*Excerpted text*
Begin
0

I'm trying to improve with regex as I'm tired of constantly having to look up existing solutions instead of creating my own. Having a bit of difficulty understanding why this isn't working though:

Trying to extract both phone numbers from the following string (numbers and address are random):

+1-541-754-3010 156 Alphand_St. <J Steeve>\n 133, Green, Rd. <E Kustur> NY-56423 ;+1-541-914-3010\n"

So I'm using the following expression:

 /\+(.+)(?:\s|\b)/

These are the matches I'm getting back:

  1. 1-541-754-3010 156 Alphand_St.
  2. 1-541-914-3010

So I'm getting the last one correctly, but not the first one. Based on the expression, it should match anything from between a + and a space/boundary. But for some reason it's not stopping at the space after the first number. Am I going about this the wrong way?

Tim Baker
  • 35
  • 1
  • 7
  • First of all, your regex won't even return the matches you mentioned because you're using a [greedy match](https://www.regular-expressions.info/repeat.html). Second, you need to understand what a [word boundary (`\b`)](https://www.regular-expressions.info/wordboundaries.html) is (note that `-` IS a word boundary). And finally, you shouldn't really be using a [dot](https://www.regular-expressions.info/dot.html) when all you want to match is numbers and hyphens. – 41686d6564 stands w. Palestine Jul 29 '18 at 05:27
  • Also, add a language tag and show how you're applying the regex. – Mad Physicist Jul 29 '18 at 06:00

2 Answers2

0

In the format you provided for the search string, and since you are starting with a literal "+", I would just include the next following string of decimals and separators, like the hyphen:

/\+([0-9\-]+)/

Your ".+" says to match everything until there's a \s. However that also includes \s on the way to the \s.
End
[Element and coordinate data]
Begin
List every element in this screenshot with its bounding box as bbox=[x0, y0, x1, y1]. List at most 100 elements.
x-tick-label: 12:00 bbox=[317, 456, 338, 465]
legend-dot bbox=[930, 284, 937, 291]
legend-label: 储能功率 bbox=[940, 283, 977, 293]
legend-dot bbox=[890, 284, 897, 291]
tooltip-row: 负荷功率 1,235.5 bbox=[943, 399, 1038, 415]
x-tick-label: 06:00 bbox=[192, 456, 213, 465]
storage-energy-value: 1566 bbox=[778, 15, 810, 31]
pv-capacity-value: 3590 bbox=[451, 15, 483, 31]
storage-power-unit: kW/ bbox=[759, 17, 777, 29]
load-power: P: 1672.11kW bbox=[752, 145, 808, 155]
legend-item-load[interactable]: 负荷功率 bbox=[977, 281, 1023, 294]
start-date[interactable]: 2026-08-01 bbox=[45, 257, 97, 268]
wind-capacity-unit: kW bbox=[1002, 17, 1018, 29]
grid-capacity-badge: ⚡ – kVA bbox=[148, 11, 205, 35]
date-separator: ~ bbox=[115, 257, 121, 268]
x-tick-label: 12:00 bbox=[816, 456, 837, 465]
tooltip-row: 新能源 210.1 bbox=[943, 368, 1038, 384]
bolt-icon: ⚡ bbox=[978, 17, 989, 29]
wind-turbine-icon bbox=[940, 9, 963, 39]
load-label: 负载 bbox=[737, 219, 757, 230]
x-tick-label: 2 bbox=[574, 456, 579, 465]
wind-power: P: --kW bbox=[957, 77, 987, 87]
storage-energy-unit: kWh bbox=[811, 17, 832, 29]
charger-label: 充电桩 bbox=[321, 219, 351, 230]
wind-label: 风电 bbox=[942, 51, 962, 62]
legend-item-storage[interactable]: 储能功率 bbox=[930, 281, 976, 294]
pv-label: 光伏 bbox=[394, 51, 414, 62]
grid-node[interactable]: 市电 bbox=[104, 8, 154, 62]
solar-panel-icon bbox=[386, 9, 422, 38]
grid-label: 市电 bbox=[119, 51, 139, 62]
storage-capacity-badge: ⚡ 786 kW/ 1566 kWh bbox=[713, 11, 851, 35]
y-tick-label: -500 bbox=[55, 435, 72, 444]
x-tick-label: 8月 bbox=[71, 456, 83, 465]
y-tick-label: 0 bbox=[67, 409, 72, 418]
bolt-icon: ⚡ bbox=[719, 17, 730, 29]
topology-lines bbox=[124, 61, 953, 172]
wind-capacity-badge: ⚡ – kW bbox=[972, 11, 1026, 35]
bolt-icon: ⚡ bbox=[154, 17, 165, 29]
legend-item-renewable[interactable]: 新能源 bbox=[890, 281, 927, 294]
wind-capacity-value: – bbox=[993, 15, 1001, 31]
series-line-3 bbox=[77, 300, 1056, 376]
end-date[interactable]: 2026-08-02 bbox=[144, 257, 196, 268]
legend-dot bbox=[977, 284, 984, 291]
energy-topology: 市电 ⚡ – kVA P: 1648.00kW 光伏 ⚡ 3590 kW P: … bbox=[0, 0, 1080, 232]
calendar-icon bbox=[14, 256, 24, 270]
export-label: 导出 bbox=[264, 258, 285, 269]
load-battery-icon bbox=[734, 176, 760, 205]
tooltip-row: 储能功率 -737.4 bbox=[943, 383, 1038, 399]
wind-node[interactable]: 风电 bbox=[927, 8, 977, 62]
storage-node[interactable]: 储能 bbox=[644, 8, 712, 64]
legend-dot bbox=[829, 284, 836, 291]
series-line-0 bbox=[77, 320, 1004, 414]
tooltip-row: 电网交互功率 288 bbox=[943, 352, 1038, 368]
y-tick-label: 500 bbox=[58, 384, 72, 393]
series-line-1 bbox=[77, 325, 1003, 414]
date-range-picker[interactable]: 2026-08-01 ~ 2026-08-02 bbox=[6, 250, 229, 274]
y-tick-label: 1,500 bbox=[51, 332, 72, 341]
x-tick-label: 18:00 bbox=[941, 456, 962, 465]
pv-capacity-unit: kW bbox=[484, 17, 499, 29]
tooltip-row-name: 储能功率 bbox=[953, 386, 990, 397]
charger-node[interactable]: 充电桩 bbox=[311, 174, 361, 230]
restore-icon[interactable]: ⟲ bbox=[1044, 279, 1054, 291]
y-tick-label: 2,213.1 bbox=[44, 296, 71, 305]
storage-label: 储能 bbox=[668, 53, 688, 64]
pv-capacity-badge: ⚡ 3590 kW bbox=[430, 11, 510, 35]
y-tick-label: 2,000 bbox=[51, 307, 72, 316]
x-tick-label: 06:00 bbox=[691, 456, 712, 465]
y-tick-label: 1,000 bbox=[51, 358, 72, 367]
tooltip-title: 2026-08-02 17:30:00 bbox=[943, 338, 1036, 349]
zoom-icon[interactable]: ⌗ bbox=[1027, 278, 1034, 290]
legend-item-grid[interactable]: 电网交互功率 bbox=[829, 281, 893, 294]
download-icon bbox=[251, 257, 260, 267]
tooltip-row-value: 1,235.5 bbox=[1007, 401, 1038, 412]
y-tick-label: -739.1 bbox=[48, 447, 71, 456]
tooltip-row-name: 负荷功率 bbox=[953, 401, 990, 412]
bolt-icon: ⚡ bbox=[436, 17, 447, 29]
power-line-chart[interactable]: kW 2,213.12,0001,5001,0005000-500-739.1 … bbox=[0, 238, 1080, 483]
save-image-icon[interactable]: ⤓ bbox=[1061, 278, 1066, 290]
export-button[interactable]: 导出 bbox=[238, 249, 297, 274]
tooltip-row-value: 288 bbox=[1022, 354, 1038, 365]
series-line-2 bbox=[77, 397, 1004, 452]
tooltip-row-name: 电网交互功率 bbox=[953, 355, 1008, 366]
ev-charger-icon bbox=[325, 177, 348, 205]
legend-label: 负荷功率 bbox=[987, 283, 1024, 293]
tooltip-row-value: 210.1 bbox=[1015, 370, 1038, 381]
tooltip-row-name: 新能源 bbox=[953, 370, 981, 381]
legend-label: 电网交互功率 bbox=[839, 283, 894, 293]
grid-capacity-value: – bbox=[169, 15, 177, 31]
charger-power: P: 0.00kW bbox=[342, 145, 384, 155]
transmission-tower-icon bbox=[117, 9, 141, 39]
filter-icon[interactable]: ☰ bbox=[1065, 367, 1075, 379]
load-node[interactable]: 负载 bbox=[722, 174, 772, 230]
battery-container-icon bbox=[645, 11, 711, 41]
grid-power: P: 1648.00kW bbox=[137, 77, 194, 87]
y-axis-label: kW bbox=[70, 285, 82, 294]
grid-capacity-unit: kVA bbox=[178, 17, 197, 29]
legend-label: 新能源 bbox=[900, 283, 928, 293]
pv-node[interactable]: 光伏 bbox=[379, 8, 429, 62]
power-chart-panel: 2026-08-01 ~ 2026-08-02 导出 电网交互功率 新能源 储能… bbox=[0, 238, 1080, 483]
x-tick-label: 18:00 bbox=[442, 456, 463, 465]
End
*Problems to solve*
1. What expression does the answer in the regex thread suggest for capturing the phone numbers?
2. Reproduce the regex thread starting at the words "I'm trying to" and stopping after "1. 1-541-754-3010 156 Alphand_St.".
This data was taken from a source unrelated to the regex thread.

*Per-task answers*
1. /\+([0-9\-]+)/

2.
I'm trying to improve with regex as I'm tired of constantly having to look up existing solutions instead of creating my own. Having a bit of difficulty understanding why this isn't working though:

Trying to extract both phone numbers from the following string (numbers and address are random):

+1-541-754-3010 156 Alphand_St. <J Steeve>\n 133, Green, Rd. <E Kustur> NY-56423 ;+1-541-914-3010\n"

So I'm using the following expression:

 /\+(.+)(?:\s|\b)/

These are the matches I'm getting back:

  1. 1-541-754-3010 156 Alphand_St.